▶ [Task to carry out]:
The records that follow should be retyped word for word.

(Extracted records)
>> Start

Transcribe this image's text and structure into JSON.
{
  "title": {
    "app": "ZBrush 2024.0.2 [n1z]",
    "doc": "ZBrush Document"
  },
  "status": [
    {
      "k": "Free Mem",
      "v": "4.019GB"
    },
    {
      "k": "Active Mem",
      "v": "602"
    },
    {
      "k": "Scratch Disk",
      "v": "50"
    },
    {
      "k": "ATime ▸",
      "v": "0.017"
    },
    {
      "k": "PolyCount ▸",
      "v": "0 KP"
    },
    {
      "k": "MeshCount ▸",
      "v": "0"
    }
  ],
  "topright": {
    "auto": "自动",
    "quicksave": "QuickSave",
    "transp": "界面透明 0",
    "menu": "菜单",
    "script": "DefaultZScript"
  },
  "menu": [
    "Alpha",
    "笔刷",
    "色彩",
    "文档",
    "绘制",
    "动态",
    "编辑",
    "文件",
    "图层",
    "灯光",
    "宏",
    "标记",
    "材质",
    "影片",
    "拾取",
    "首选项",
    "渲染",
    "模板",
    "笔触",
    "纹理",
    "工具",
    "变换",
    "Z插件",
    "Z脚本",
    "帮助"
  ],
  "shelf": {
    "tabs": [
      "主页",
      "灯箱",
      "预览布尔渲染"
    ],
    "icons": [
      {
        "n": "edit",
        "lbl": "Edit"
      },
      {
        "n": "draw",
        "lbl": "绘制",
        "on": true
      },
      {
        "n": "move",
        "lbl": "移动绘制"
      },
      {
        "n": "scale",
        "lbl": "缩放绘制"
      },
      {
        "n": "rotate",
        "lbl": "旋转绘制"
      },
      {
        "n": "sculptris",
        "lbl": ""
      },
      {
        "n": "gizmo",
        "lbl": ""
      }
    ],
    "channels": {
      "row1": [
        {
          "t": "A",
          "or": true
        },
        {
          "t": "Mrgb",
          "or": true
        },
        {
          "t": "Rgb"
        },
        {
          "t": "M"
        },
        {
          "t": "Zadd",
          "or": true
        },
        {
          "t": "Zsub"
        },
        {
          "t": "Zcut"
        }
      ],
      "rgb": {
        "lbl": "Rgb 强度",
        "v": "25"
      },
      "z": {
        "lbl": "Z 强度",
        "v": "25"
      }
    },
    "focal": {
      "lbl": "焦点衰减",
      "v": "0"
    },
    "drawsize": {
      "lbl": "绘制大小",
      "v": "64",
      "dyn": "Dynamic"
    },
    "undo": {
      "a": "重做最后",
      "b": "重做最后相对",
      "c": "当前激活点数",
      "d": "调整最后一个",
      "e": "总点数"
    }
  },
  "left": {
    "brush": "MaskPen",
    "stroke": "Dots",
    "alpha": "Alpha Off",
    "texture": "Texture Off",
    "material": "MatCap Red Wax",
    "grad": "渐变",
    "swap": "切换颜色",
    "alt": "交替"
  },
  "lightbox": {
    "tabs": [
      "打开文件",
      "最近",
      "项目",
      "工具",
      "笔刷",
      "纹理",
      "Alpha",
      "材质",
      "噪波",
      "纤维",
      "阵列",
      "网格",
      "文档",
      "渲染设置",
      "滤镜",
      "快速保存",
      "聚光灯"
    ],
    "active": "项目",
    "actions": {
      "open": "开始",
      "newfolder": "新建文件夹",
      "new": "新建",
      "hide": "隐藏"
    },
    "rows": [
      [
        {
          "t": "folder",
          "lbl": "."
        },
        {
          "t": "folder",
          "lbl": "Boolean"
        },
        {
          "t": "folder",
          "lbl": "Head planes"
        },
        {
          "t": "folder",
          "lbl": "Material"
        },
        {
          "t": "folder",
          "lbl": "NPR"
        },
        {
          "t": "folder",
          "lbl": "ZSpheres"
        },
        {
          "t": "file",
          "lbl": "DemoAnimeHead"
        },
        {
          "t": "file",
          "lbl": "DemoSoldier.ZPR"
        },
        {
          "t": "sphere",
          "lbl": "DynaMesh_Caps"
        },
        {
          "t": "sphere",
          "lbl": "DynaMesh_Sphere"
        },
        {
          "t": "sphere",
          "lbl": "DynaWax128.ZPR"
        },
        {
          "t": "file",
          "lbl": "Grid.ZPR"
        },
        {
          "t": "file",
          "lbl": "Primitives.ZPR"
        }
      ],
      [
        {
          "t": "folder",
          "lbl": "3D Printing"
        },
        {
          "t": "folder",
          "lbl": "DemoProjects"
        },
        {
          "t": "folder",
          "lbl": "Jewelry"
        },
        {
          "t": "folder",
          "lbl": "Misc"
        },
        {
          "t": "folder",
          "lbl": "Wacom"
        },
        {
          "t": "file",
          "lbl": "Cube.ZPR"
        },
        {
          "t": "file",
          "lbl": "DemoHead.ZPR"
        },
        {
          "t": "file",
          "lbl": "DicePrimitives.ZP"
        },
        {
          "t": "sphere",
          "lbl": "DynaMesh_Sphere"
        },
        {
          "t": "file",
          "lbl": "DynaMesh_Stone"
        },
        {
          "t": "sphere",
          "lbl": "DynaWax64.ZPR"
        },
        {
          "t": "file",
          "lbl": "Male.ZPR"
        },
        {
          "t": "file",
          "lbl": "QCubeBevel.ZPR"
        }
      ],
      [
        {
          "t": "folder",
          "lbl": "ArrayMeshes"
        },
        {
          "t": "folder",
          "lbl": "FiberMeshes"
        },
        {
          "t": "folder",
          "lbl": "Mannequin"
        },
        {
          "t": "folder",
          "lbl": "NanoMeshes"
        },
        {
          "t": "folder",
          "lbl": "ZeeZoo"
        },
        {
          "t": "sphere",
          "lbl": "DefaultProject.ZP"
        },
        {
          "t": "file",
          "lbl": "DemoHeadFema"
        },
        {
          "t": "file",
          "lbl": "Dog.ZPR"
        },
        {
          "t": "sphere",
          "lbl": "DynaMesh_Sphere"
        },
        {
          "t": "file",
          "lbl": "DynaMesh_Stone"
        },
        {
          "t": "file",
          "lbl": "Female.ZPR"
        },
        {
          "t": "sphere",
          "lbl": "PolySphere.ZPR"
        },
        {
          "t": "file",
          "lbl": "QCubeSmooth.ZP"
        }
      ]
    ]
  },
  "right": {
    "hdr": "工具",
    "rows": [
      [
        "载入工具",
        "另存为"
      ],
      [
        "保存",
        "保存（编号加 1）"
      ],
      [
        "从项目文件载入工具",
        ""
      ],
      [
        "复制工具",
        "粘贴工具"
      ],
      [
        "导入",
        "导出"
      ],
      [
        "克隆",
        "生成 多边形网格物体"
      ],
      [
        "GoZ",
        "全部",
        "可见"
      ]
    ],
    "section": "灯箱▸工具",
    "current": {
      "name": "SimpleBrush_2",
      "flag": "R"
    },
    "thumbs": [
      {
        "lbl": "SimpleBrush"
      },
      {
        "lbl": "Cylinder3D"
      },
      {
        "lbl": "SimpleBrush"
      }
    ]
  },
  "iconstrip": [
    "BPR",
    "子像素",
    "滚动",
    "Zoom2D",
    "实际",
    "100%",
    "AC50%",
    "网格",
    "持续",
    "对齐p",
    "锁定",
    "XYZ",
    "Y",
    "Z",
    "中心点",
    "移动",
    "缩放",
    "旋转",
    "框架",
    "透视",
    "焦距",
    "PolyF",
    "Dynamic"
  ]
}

>> End

▶ [Answer in full]:
Transcribe this image's text and structure into JSON.
{
  "title": {
    "app": "ZBrush 2024.0.2 [n1z]",
    "doc": "ZBrush Document"
  },
  "status": [
    {
      "k": "Free Mem",
      "v": "4.019GB"
    },
    {
      "k": "Active Mem",
      "v": "602"
    },
    {
      "k": "Scratch Disk",
      "v": "50"
    },
    {
      "k": "ATime ▸",
      "v": "0.017"
    },
    {
      "k": "PolyCount ▸",
      "v": "0 KP"
    },
    {
      "k": "MeshCount ▸",
      "v": "0"
    }
  ],
  "topright": {
    "auto": "自动",
    "quicksave": "QuickSave",
    "transp": "界面透明 0",
    "menu": "菜单",
    "script": "DefaultZScript"
  },
  "menu": [
    "Alpha",
    "笔刷",
    "色彩",
    "文档",
    "绘制",
    "动态",
    "编辑",
    "文件",
    "图层",
    "灯光",
    "宏",
    "标记",
    "材质",
    "影片",
    "拾取",
    "首选项",
    "渲染",
    "模板",
    "笔触",
    "纹理",
    "工具",
    "变换",
    "Z插件",
    "Z脚本",
    "帮助"
  ],
  "shelf": {
    "tabs": [
      "主页",
      "灯箱",
      "预览布尔渲染"
    ],
    "icons": [
      {
        "n": "edit",
        "lbl": "Edit"
      },
      {
        "n": "draw",
        "lbl": "绘制",
        "on": true
      },
      {
        "n": "move",
        "lbl": "移动绘制"
      },
      {
        "n": "scale",
        "lbl": "缩放绘制"
      },
      {
        "n": "rotate",
        "lbl": "旋转绘制"
      },
      {
        "n": "sculptris",
        "lbl": ""
      },
      {
        "n": "gizmo",
        "lbl": ""
      }
    ],
    "channels": {
      "row1": [
        {
          "t": "A",
          "or": true
        },
        {
          "t": "Mrgb",
          "or": true
        },
        {
          "t": "Rgb"
        },
        {
          "t": "M"
        },
        {
          "t": "Zadd",
          "or": true
        },
        {
          "t": "Zsub"
        },
        {
          "t": "Zcut"
        }
      ],
      "rgb": {
        "lbl": "Rgb 强度",
        "v": "25"
      },
      "z": {
        "lbl": "Z 强度",
        "v": "25"
      }
    },
    "focal": {
      "lbl": "焦点衰减",
      "v": "0"
    },
    "drawsize": {
      "lbl": "绘制大小",
      "v": "64",
      "dyn": "Dynamic"
    },
    "undo": {
      "a": "重做最后",
      "b": "重做最后相对",
      "c": "当前激活点数",
      "d": "调整最后一个",
      "e": "总点数"
    }
  },
  "left": {
    "brush": "MaskPen",
    "stroke": "Dots",
    "alpha": "Alpha Off",
    "texture": "Texture Off",
    "material": "MatCap Red Wax",
    "grad": "渐变",
    "swap": "切换颜色",
    "alt": "交替"
  },
  "lightbox": {
    "tabs": [
      "打开文件",
      "最近",
      "项目",
      "工具",
      "笔刷",
      "纹理",
      "Alpha",
      "材质",
      "噪波",
      "纤维",
      "阵列",
      "网格",
      "文档",
      "渲染设置",
      "滤镜",
      "快速保存",
      "聚光灯"
    ],
    "active": "项目",
    "actions": {
      "open": "开始",
      "newfolder": "新建文件夹",
      "new": "新建",
      "hide": "隐藏"
    },
    "rows": [
      [
        {
          "t": "folder",
          "lbl": "."
        },
        {
          "t": "folder",
          "lbl": "Boolean"
        },
        {
          "t": "folder",
          "lbl": "Head planes"
        },
        {
          "t": "folder",
          "lbl": "Material"
        },
        {
          "t": "folder",
          "lbl": "NPR"
        },
        {
          "t": "folder",
          "lbl": "ZSpheres"
        },
        {
          "t": "file",
          "lbl": "DemoAnimeHead"
        },
        {
          "t": "file",
          "lbl": "DemoSoldier.ZPR"
        },
        {
          "t": "sphere",
          "lbl": "DynaMesh_Caps"
        },
        {
          "t": "sphere",
          "lbl": "DynaMesh_Sphere"
        },
        {
          "t": "sphere",
          "lbl": "DynaWax128.ZPR"
        },
        {
          "t": "file",
          "lbl": "Grid.ZPR"
        },
        {
          "t": "file",
          "lbl": "Primitives.ZPR"
        }
      ],
      [
        {
          "t": "folder",
          "lbl": "3D Printing"
        },
        {
          "t": "folder",
          "lbl": "DemoProjects"
        },
        {
          "t": "folder",
          "lbl": "Jewelry"
        },
        {
          "t": "folder",
          "lbl": "Misc"
        },
        {
          "t": "folder",
          "lbl": "Wacom"
        },
        {
          "t": "file",
          "lbl": "Cube.ZPR"
        },
        {
          "t": "file",
          "lbl": "DemoHead.ZPR"
        },
        {
          "t": "file",
          "lbl": "DicePrimitives.ZP"
        },
        {
          "t": "sphere",
          "lbl": "DynaMesh_Sphere"
        },
        {
          "t": "file",
          "lbl": "DynaMesh_Stone"
        },
        {
          "t": "sphere",
          "lbl": "DynaWax64.ZPR"
        },
        {
          "t": "file",
          "lbl": "Male.ZPR"
        },
        {
          "t": "file",
          "lbl": "QCubeBevel.ZPR"
        }
      ],
      [
        {
          "t": "folder",
          "lbl": "ArrayMeshes"
        },
        {
          "t": "folder",
          "lbl": "FiberMeshes"
        },
        {
          "t": "folder",
          "lbl": "Mannequin"
        },
        {
          "t": "folder",
          "lbl": "NanoMeshes"
        },
        {
          "t": "folder",
          "lbl": "ZeeZoo"
        },
        {
          "t": "sphere",
          "lbl": "DefaultProject.ZP"
        },
        {
          "t": "file",
          "lbl": "DemoHeadFema"
        },
        {
          "t": "file",
          "lbl": "Dog.ZPR"
        },
        {
          "t": "sphere",
          "lbl": "DynaMesh_Sphere"
        },
        {
          "t": "file",
          "lbl": "DynaMesh_Stone"
        },
        {
          "t": "file",
          "lbl": "Female.ZPR"
        },
        {
          "t": "sphere",
          "lbl": "PolySphere.ZPR"
        },
        {
          "t": "file",
          "lbl": "QCubeSmooth.ZP"
        }
      ]
    ]
  },
  "right": {
    "hdr": "工具",
    "rows": [
      [
        "载入工具",
        "另存为"
      ],
      [
        "保存",
        "保存（编号加 1）"
      ],
      [
        "从项目文件载入工具",
        ""
      ],
      [
        "复制工具",
        "粘贴工具"
      ],
      [
        "导入",
        "导出"
      ],
      [
        "克隆",
        "生成 多边形网格物体"
      ],
      [
        "GoZ",
        "全部",
        "可见"
      ]
    ],
    "section": "灯箱▸工具",
    "current": {
      "name": "SimpleBrush_2",
      "flag": "R"
    },
    "thumbs": [
      {
        "lbl": "SimpleBrush"
      },
      {
        "lbl": "Cylinder3D"
      },
      {
        "lbl": "SimpleBrush"
      }
    ]
  },
  "iconstrip": [
    "BPR",
    "子像素",
    "滚动",
    "Zoom2D",
    "实际",
    "100%",
    "AC50%",
    "网格",
    "持续",
    "对齐p",
    "锁定",
    "XYZ",
    "Y",
    "Z",
    "中心点",
    "移动",
    "缩放",
    "旋转",
    "框架",
    "透视",
    "焦距",
    "PolyF",
    "Dynamic"
  ]
}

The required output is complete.